EXERCISE OBJECTIVE: Search the data below for the string "footer". Extract every line that contains it.
# SUPPLIED MATERIAL start
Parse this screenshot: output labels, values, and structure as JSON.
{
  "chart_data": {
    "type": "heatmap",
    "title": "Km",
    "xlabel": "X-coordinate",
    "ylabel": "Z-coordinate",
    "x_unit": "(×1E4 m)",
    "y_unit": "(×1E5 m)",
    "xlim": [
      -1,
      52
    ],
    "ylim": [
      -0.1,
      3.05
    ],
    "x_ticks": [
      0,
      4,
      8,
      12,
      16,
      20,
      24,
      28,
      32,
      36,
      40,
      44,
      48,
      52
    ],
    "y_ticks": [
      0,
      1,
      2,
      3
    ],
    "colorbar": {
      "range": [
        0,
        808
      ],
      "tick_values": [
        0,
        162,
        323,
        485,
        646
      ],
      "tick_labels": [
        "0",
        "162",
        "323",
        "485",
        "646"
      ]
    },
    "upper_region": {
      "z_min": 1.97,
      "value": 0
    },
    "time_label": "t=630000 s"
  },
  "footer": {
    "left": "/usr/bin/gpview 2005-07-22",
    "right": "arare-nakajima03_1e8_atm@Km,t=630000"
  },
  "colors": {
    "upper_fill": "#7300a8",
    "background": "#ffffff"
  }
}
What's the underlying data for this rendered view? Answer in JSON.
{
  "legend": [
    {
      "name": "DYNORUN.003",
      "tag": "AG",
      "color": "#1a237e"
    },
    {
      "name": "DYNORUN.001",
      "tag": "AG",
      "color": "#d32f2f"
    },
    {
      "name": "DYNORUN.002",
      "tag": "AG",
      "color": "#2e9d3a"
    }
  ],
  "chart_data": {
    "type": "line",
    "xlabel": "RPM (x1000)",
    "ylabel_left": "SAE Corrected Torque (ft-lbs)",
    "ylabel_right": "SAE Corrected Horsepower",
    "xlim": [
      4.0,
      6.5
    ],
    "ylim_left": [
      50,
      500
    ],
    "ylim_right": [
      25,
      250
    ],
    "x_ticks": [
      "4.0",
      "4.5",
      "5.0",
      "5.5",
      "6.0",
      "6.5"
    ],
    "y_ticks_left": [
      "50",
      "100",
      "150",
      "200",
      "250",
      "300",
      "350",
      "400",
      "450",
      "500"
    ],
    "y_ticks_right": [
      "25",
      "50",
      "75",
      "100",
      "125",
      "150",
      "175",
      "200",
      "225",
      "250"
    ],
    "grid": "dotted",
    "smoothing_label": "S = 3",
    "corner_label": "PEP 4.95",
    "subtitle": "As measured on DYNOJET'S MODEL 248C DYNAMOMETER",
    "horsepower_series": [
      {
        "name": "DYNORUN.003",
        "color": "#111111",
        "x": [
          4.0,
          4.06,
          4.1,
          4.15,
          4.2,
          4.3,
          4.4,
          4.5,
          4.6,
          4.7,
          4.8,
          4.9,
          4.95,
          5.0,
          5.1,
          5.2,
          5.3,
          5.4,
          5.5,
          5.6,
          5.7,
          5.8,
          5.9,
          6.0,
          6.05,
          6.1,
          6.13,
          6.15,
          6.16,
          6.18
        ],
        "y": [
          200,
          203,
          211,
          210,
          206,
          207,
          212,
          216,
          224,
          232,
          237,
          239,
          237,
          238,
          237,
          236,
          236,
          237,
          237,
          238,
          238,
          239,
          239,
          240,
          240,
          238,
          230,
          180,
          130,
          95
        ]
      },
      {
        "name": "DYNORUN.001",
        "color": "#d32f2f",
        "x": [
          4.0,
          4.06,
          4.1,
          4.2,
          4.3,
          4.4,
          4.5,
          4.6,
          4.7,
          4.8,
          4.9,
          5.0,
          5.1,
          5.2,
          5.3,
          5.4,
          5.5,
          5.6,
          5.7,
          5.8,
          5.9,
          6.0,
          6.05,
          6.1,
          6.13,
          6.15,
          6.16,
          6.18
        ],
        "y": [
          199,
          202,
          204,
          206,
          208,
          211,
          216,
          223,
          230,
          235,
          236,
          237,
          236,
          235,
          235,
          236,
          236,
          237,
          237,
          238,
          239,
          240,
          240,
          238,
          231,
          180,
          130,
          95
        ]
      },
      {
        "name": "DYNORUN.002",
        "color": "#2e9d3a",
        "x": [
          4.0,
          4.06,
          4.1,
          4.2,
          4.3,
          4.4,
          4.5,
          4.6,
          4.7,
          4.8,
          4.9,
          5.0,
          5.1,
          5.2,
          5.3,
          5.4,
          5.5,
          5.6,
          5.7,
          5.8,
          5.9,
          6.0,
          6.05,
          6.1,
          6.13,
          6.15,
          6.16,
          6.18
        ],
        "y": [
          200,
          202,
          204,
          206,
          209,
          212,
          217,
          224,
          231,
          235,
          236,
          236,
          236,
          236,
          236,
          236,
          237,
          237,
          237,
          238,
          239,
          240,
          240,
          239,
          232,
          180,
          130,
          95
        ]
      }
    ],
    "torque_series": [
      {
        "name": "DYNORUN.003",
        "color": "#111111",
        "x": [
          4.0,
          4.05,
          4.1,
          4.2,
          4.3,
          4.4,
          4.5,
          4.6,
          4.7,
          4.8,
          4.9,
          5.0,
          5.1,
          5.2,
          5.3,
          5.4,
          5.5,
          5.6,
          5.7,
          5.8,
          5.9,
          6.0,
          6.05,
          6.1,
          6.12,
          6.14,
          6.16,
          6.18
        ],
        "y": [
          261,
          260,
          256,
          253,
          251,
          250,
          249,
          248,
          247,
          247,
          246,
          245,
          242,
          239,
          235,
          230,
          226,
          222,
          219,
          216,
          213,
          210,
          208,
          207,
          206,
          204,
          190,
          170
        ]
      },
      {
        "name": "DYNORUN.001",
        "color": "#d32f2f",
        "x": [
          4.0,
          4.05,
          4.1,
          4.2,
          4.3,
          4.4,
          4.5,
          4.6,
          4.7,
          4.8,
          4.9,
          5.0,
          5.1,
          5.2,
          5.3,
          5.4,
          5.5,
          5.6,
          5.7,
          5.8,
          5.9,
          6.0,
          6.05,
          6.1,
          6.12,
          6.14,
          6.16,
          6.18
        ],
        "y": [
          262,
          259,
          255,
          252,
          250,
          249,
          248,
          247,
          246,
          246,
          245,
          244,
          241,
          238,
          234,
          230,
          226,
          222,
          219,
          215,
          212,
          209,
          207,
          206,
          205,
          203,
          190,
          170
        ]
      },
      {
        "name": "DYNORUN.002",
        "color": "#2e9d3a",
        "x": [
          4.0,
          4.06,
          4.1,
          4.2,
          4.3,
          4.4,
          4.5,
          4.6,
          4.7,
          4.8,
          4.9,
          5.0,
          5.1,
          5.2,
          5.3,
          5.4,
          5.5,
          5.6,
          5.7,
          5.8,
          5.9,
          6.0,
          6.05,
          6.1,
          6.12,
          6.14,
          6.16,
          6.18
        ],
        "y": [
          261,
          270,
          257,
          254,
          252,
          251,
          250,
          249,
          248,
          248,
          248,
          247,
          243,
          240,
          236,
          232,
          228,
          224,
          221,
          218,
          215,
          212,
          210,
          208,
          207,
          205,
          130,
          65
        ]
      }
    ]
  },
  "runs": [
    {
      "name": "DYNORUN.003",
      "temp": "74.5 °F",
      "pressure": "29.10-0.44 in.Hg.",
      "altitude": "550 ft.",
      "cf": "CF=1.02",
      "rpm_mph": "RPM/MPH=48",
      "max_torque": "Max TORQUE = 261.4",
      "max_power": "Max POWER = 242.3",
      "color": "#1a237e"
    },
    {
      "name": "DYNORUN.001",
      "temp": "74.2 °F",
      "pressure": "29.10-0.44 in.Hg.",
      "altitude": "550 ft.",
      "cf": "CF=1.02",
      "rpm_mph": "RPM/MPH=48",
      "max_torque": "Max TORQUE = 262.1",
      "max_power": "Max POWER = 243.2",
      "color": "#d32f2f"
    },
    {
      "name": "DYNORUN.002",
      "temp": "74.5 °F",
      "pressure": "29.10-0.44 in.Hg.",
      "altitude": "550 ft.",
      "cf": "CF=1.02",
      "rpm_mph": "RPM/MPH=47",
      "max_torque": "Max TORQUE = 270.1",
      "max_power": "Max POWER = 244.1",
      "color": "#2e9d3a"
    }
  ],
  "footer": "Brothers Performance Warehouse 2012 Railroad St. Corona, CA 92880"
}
# SUPPLIED MATERIAL end
ANSWER BELOW:
  "footer": {
  "footer": "Brothers Performance Warehouse 2012 Railroad St. Corona, CA 92880"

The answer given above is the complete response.